** Recorded data **
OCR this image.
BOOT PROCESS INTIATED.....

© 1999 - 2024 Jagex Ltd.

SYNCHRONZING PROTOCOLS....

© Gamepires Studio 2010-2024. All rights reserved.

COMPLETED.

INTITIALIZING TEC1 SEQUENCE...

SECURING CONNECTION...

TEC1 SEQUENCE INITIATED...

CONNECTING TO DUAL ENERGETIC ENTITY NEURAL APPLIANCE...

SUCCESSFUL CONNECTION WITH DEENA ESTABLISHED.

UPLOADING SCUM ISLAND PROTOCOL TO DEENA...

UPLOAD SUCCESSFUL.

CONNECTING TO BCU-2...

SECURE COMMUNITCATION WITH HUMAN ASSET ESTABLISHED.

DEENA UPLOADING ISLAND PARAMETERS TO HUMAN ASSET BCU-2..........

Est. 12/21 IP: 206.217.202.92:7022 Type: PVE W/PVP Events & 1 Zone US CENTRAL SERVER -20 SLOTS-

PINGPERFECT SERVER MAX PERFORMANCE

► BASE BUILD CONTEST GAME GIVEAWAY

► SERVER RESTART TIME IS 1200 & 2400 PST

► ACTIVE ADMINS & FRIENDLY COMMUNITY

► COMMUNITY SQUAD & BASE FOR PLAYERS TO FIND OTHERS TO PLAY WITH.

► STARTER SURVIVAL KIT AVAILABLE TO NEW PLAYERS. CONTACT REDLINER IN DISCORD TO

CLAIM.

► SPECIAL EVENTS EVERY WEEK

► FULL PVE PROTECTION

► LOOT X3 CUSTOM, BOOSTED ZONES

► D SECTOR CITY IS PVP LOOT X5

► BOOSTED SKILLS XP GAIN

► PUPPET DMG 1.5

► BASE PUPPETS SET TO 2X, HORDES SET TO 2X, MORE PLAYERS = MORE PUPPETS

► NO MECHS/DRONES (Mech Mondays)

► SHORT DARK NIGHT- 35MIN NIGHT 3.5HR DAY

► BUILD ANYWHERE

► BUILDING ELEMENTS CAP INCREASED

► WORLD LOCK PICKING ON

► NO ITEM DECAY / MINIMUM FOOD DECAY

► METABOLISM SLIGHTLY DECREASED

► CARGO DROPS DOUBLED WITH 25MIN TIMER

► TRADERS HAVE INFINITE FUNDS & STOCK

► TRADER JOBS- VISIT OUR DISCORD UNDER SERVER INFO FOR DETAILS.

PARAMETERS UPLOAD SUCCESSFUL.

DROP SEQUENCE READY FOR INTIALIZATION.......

** Exercise description **
Return all of the data word for word.

** Response to this exercise **
OCR this image.
BOOT PROCESS INTIATED.....

© 1999 - 2024 Jagex Ltd.

SYNCHRONZING PROTOCOLS....

© Gamepires Studio 2010-2024. All rights reserved.

COMPLETED.

INTITIALIZING TEC1 SEQUENCE...

SECURING CONNECTION...

TEC1 SEQUENCE INITIATED...

CONNECTING TO DUAL ENERGETIC ENTITY NEURAL APPLIANCE...

SUCCESSFUL CONNECTION WITH DEENA ESTABLISHED.

UPLOADING SCUM ISLAND PROTOCOL TO DEENA...

UPLOAD SUCCESSFUL.

CONNECTING TO BCU-2...

SECURE COMMUNITCATION WITH HUMAN ASSET ESTABLISHED.

DEENA UPLOADING ISLAND PARAMETERS TO HUMAN ASSET BCU-2..........

Est. 12/21 IP: 206.217.202.92:7022 Type: PVE W/PVP Events & 1 Zone US CENTRAL SERVER -20 SLOTS-

PINGPERFECT SERVER MAX PERFORMANCE

► BASE BUILD CONTEST GAME GIVEAWAY

► SERVER RESTART TIME IS 1200 & 2400 PST

► ACTIVE ADMINS & FRIENDLY COMMUNITY

► COMMUNITY SQUAD & BASE FOR PLAYERS TO FIND OTHERS TO PLAY WITH.

► STARTER SURVIVAL KIT AVAILABLE TO NEW PLAYERS. CONTACT REDLINER IN DISCORD TO

CLAIM.

► SPECIAL EVENTS EVERY WEEK

► FULL PVE PROTECTION

► LOOT X3 CUSTOM, BOOSTED ZONES

► D SECTOR CITY IS PVP LOOT X5

► BOOSTED SKILLS XP GAIN

► PUPPET DMG 1.5

► BASE PUPPETS SET TO 2X, HORDES SET TO 2X, MORE PLAYERS = MORE PUPPETS

► NO MECHS/DRONES (Mech Mondays)

► SHORT DARK NIGHT- 35MIN NIGHT 3.5HR DAY

► BUILD ANYWHERE

► BUILDING ELEMENTS CAP INCREASED

► WORLD LOCK PICKING ON

► NO ITEM DECAY / MINIMUM FOOD DECAY

► METABOLISM SLIGHTLY DECREASED

► CARGO DROPS DOUBLED WITH 25MIN TIMER

► TRADERS HAVE INFINITE FUNDS & STOCK

► TRADER JOBS- VISIT OUR DISCORD UNDER SERVER INFO FOR DETAILS.

PARAMETERS UPLOAD SUCCESSFUL.

DROP SEQUENCE READY FOR INTIALIZATION.......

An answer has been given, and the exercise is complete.